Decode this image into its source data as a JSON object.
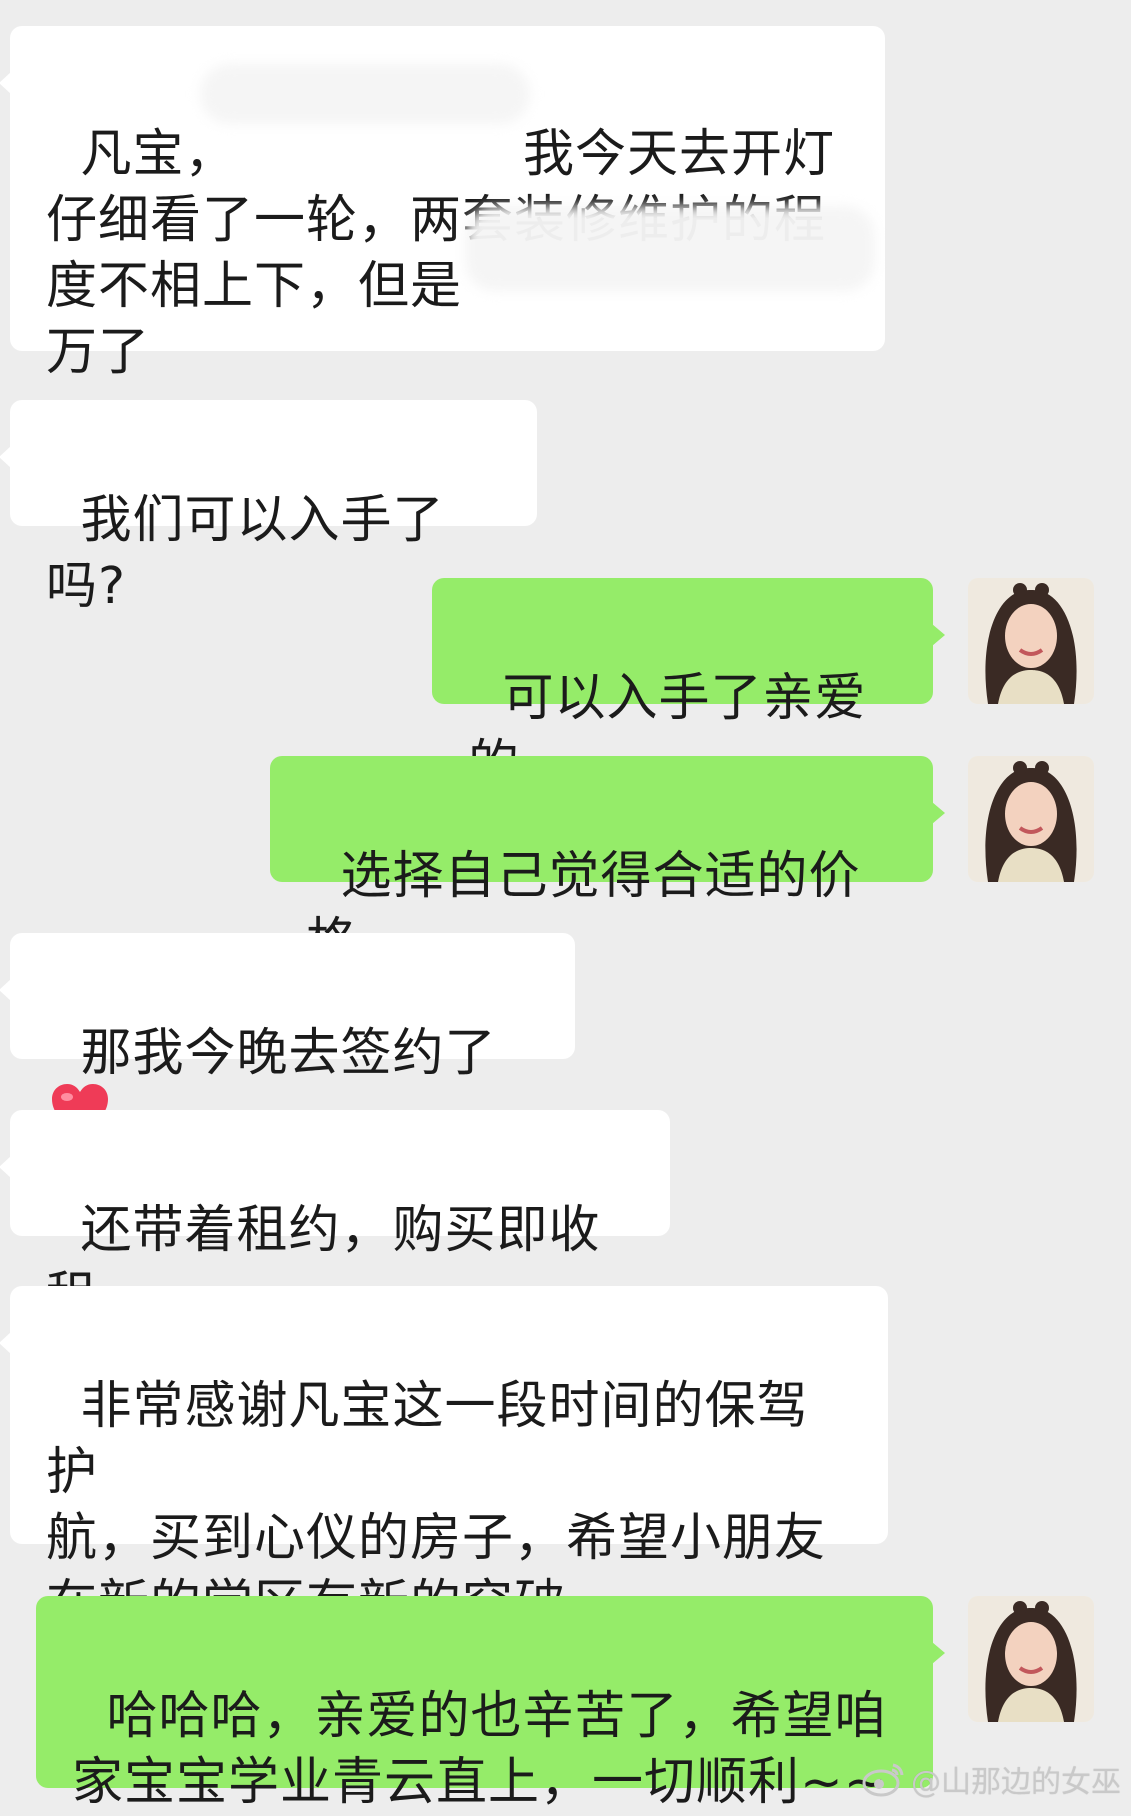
{
  "messages": [
    {
      "side": "in",
      "text": "凡宝，　　　　　　我今天去开灯\n仔细看了一轮，两套装修维护的程\n度不相上下，但是\n万了"
    },
    {
      "side": "in",
      "text": "我们可以入手了吗?"
    },
    {
      "side": "out",
      "text": "可以入手了亲爱的"
    },
    {
      "side": "out",
      "text": "选择自己觉得合适的价格"
    },
    {
      "side": "in",
      "text": "那我今晚去签约了"
    },
    {
      "side": "in",
      "text": "还带着租约，购买即收租"
    },
    {
      "side": "in",
      "text": "非常感谢凡宝这一段时间的保驾护\n航，买到心仪的房子，希望小朋友\n在新的学区有新的突破"
    },
    {
      "side": "out",
      "text": "哈哈哈，亲爱的也辛苦了，希望咱\n家宝宝学业青云直上，一切顺利~~"
    }
  ],
  "icons": {
    "heart": "heart-emoji",
    "avatar": "user-avatar-photo",
    "watermark_logo": "weibo-logo"
  },
  "watermark": {
    "text": "@山那边的女巫"
  },
  "colors": {
    "background": "#ededed",
    "incoming_bubble": "#ffffff",
    "outgoing_bubble": "#95ec69",
    "heart": "#ef3b57"
  }
}
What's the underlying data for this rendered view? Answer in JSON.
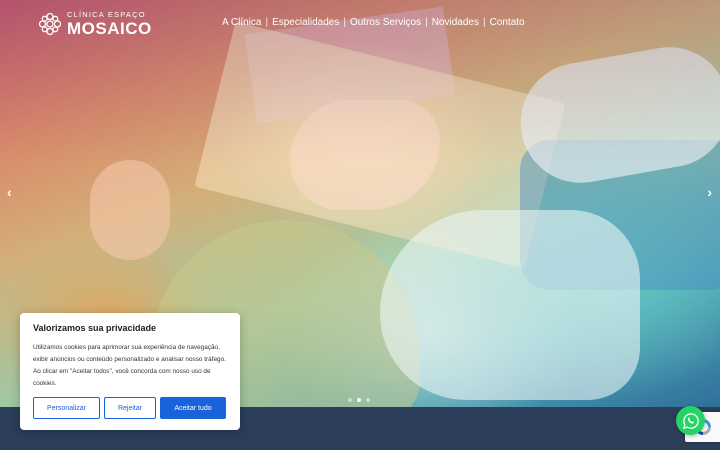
{
  "header": {
    "logo": {
      "top_text": "CLÍNICA ESPAÇO",
      "main_text": "MOSAICO",
      "icon": "mosaic-flower-icon"
    },
    "nav": [
      {
        "label": "A Clínica"
      },
      {
        "label": "Especialidades"
      },
      {
        "label": "Outros Serviços"
      },
      {
        "label": "Novidades"
      },
      {
        "label": "Contato"
      }
    ],
    "separator": "|"
  },
  "slider": {
    "prev_icon": "chevron-left-icon",
    "next_icon": "chevron-right-icon",
    "prev_glyph": "‹",
    "next_glyph": "›",
    "slide_count": 3,
    "active_slide": 2
  },
  "cookie_banner": {
    "title": "Valorizamos sua privacidade",
    "text": "Utilizamos cookies para aprimorar sua experiência de navegação, exibir anúncios ou conteúdo personalizado e analisar nosso tráfego. Ao clicar em \"Aceitar todos\", você concorda com nosso uso de cookies.",
    "customize_label": "Personalizar",
    "reject_label": "Rejeitar",
    "accept_label": "Aceitar tudo"
  },
  "widgets": {
    "whatsapp_icon": "whatsapp-icon",
    "recaptcha_icon": "recaptcha-icon"
  },
  "colors": {
    "accent_blue": "#1863dc",
    "footer_navy": "#2c3e5a",
    "whatsapp_green": "#25d366"
  }
}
++++++++
#### [Exercise prompt]
Restate each line of the records exactly; pictures do not belong in the copy.

#### [Answer to this problem]
Decode this image into its source data as a JSON object.
{
  "messages": [
    {
      "side": "in",
      "text": "凡宝，　　　　　　我今天去开灯\n仔细看了一轮，两套装修维护的程\n度不相上下，但是\n万了"
    },
    {
      "side": "in",
      "text": "我们可以入手了吗?"
    },
    {
      "side": "out",
      "text": "可以入手了亲爱的"
    },
    {
      "side": "out",
      "text": "选择自己觉得合适的价格"
    },
    {
      "side": "in",
      "text": "那我今晚去签约了"
    },
    {
      "side": "in",
      "text": "还带着租约，购买即收租"
    },
    {
      "side": "in",
      "text": "非常感谢凡宝这一段时间的保驾护\n航，买到心仪的房子，希望小朋友\n在新的学区有新的突破"
    },
    {
      "side": "out",
      "text": "哈哈哈，亲爱的也辛苦了，希望咱\n家宝宝学业青云直上，一切顺利~~"
    }
  ],
  "icons": {
    "heart": "heart-emoji",
    "avatar": "user-avatar-photo",
    "watermark_logo": "weibo-logo"
  },
  "watermark": {
    "text": "@山那边的女巫"
  },
  "colors": {
    "background": "#ededed",
    "incoming_bubble": "#ffffff",
    "outgoing_bubble": "#95ec69",
    "heart": "#ef3b57"
  }
}
What's the underlying data for this rendered view? Answer in JSON.
{
  "header": {
    "logo": {
      "top_text": "CLÍNICA ESPAÇO",
      "main_text": "MOSAICO",
      "icon": "mosaic-flower-icon"
    },
    "nav": [
      {
        "label": "A Clínica"
      },
      {
        "label": "Especialidades"
      },
      {
        "label": "Outros Serviços"
      },
      {
        "label": "Novidades"
      },
      {
        "label": "Contato"
      }
    ],
    "separator": "|"
  },
  "slider": {
    "prev_icon": "chevron-left-icon",
    "next_icon": "chevron-right-icon",
    "prev_glyph": "‹",
    "next_glyph": "›",
    "slide_count": 3,
    "active_slide": 2
  },
  "cookie_banner": {
    "title": "Valorizamos sua privacidade",
    "text": "Utilizamos cookies para aprimorar sua experiência de navegação, exibir anúncios ou conteúdo personalizado e analisar nosso tráfego. Ao clicar em \"Aceitar todos\", você concorda com nosso uso de cookies.",
    "customize_label": "Personalizar",
    "reject_label": "Rejeitar",
    "accept_label": "Aceitar tudo"
  },
  "widgets": {
    "whatsapp_icon": "whatsapp-icon",
    "recaptcha_icon": "recaptcha-icon"
  },
  "colors": {
    "accent_blue": "#1863dc",
    "footer_navy": "#2c3e5a",
    "whatsapp_green": "#25d366"
  }
}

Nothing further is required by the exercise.